**Goal:** Copy every line that mentions the word "members".
==== Records shown ====
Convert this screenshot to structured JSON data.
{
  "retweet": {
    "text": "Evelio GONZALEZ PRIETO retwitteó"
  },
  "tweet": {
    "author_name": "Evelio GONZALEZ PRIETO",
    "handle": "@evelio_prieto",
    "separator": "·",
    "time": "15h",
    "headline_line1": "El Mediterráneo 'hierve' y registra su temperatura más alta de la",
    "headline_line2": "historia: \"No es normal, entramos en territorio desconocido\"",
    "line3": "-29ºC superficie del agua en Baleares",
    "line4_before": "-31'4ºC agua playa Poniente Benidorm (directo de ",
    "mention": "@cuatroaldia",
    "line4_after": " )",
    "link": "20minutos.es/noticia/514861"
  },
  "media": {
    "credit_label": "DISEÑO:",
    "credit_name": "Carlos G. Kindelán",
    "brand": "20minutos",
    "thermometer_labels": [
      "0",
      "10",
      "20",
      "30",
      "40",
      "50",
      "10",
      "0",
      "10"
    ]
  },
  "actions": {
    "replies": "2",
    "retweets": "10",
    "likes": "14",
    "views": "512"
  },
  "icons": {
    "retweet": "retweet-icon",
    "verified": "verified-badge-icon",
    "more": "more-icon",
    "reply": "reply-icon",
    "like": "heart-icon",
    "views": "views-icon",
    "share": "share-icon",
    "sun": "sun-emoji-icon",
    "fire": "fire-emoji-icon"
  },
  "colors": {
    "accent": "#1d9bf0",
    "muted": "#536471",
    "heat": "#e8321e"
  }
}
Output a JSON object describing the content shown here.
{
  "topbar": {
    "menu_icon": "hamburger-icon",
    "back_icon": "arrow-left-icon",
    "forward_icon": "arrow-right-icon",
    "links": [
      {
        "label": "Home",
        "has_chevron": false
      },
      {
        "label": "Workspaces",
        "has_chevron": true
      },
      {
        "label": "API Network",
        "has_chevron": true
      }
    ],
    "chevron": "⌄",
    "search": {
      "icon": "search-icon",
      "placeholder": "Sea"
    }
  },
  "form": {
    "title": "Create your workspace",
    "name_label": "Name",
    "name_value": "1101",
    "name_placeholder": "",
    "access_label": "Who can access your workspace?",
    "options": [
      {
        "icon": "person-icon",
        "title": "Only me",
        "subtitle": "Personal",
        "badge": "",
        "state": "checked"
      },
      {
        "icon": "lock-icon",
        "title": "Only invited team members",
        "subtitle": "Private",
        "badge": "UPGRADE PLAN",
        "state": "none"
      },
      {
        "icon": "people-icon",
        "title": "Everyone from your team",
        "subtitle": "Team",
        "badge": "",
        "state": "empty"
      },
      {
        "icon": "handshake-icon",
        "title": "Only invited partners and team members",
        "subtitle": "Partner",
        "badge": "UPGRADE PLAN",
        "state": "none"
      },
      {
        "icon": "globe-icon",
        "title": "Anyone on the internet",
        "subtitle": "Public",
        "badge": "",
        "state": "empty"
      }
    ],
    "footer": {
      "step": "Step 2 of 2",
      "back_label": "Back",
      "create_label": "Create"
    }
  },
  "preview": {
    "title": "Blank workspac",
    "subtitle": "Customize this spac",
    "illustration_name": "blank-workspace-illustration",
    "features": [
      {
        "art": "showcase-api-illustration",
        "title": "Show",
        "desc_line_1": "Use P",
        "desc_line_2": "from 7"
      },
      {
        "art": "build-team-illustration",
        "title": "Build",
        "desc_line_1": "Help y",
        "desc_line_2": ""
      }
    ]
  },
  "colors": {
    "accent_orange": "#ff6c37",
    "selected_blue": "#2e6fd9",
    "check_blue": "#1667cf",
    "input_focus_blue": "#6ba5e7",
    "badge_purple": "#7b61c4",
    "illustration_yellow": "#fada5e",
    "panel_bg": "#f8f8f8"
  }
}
====
**Solution for this task:**
        "title": "Only invited team members",
        "title": "Only invited partners and team members",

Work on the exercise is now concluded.